** STATED PROBLEM **
Copy all of the records below verbatim.

** LISTED RECORDS **
☆ ☆ ☆ ☆
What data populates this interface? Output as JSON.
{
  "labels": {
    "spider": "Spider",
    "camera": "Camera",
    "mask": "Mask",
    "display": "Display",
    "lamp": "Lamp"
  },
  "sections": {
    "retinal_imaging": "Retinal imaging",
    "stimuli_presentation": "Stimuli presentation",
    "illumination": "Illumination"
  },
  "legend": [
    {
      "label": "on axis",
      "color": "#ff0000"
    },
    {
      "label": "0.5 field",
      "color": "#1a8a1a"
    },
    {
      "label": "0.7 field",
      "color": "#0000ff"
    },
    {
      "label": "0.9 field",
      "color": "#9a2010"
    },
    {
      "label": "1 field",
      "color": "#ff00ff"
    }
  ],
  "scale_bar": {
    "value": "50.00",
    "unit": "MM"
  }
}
☆ ☆ ☆ ☆
** RESPONSE TO THE EXERCISE **
What data populates this interface? Output as JSON.
{
  "labels": {
    "spider": "Spider",
    "camera": "Camera",
    "mask": "Mask",
    "display": "Display",
    "lamp": "Lamp"
  },
  "sections": {
    "retinal_imaging": "Retinal imaging",
    "stimuli_presentation": "Stimuli presentation",
    "illumination": "Illumination"
  },
  "legend": [
    {
      "label": "on axis",
      "color": "#ff0000"
    },
    {
      "label": "0.5 field",
      "color": "#1a8a1a"
    },
    {
      "label": "0.7 field",
      "color": "#0000ff"
    },
    {
      "label": "0.9 field",
      "color": "#9a2010"
    },
    {
      "label": "1 field",
      "color": "#ff00ff"
    }
  ],
  "scale_bar": {
    "value": "50.00",
    "unit": "MM"
  }
}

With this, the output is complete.